— Start —
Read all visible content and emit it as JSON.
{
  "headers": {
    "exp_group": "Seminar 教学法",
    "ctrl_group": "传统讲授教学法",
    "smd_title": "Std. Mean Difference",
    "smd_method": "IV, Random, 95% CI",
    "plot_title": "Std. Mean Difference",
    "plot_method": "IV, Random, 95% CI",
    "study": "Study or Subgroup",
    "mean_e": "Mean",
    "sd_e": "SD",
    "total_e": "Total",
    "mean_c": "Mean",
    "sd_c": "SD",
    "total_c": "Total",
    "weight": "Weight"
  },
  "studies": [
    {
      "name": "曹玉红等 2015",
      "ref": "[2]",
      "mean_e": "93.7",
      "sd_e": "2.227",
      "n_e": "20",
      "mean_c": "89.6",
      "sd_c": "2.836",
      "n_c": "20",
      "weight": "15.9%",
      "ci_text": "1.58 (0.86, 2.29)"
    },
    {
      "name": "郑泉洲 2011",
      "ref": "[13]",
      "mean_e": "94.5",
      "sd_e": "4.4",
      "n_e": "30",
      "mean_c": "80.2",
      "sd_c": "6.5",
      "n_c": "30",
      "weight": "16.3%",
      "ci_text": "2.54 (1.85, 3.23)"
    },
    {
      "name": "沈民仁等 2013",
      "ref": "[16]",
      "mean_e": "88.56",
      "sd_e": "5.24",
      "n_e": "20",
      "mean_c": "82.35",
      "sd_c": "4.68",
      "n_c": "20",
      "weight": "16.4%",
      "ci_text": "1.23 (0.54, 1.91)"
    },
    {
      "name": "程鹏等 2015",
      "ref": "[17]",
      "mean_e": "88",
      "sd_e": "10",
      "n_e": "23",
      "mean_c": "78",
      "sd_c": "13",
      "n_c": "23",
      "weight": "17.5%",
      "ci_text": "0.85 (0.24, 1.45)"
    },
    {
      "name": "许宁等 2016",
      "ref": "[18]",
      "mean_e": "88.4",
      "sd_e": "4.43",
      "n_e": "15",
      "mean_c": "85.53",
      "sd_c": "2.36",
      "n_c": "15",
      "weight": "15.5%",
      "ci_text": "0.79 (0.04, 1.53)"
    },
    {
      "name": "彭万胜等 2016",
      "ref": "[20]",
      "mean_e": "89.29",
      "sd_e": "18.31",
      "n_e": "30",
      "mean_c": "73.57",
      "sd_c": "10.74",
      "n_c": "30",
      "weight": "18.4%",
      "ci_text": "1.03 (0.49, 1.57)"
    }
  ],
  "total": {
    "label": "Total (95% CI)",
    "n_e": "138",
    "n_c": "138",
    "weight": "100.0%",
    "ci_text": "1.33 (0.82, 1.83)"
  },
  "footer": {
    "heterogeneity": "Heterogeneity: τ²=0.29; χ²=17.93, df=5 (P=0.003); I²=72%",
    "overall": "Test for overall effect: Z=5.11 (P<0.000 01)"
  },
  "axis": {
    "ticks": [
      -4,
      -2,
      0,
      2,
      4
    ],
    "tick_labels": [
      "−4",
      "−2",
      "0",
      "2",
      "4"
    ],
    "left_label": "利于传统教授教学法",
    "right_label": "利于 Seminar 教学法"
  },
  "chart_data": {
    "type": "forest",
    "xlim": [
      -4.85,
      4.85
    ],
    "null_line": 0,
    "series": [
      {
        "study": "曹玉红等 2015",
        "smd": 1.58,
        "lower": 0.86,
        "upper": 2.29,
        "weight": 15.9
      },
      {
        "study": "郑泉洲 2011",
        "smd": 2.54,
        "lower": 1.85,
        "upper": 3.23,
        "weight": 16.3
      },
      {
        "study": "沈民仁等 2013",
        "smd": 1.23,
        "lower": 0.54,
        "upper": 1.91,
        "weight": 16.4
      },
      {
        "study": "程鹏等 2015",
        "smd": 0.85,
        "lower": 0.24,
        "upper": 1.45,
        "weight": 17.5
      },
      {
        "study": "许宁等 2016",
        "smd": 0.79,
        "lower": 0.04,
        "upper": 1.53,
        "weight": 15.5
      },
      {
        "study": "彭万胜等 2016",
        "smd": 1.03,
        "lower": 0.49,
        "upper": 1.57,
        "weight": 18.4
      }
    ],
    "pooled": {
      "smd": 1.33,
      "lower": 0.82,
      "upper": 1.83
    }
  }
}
— End —
Report how many lines in the data include the word "Difference", and give nothing but the count.

## Solution
2